**Task to complete**
Nothing but the lines from the one that contains "Convert this screenshot" through the end of the listing should appear, set down exactly.

**Records for the exercise**
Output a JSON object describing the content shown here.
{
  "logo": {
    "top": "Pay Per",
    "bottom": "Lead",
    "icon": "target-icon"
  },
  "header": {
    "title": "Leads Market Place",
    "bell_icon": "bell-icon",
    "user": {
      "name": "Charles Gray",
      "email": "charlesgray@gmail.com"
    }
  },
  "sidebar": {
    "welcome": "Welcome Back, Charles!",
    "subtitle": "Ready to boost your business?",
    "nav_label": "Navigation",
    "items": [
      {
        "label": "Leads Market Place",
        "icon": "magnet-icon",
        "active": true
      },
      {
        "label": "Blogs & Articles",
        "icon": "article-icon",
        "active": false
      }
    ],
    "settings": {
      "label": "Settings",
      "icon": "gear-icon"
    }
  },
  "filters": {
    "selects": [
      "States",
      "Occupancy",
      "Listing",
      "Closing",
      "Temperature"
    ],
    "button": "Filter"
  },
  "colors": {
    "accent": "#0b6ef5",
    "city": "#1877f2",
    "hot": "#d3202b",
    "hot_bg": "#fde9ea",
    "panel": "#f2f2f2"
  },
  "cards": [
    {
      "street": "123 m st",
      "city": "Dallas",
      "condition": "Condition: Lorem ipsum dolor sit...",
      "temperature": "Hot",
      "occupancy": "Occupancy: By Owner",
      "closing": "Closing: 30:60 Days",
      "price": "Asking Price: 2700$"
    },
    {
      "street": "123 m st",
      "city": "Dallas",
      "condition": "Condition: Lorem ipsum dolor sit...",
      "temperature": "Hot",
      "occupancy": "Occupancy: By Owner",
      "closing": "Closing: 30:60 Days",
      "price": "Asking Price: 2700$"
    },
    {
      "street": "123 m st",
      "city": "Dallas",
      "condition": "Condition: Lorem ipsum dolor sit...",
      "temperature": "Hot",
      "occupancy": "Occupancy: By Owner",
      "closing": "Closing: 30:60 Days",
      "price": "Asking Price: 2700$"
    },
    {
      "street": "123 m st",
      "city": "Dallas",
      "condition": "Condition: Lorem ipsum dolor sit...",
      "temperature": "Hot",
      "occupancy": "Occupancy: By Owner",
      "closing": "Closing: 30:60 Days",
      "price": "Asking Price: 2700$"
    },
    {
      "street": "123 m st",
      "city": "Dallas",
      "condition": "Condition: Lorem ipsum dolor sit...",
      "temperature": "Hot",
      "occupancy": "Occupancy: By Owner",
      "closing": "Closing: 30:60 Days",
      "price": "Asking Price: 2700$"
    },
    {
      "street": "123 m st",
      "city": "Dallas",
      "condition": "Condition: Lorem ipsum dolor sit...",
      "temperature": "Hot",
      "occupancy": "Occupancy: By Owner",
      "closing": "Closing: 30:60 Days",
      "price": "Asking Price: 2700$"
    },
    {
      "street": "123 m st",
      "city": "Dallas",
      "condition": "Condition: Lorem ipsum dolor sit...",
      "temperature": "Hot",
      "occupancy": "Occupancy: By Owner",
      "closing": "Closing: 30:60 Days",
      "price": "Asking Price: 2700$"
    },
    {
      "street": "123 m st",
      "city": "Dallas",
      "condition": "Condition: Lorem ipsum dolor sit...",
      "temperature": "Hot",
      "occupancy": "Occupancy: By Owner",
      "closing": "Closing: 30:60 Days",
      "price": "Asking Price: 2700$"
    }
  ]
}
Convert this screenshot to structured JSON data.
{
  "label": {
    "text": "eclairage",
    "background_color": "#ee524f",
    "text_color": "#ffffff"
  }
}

**Finished task**
Convert this screenshot to structured JSON data.
{
  "label": {
    "text": "eclairage",
    "background_color": "#ee524f",
    "text_color": "#ffffff"
  }
}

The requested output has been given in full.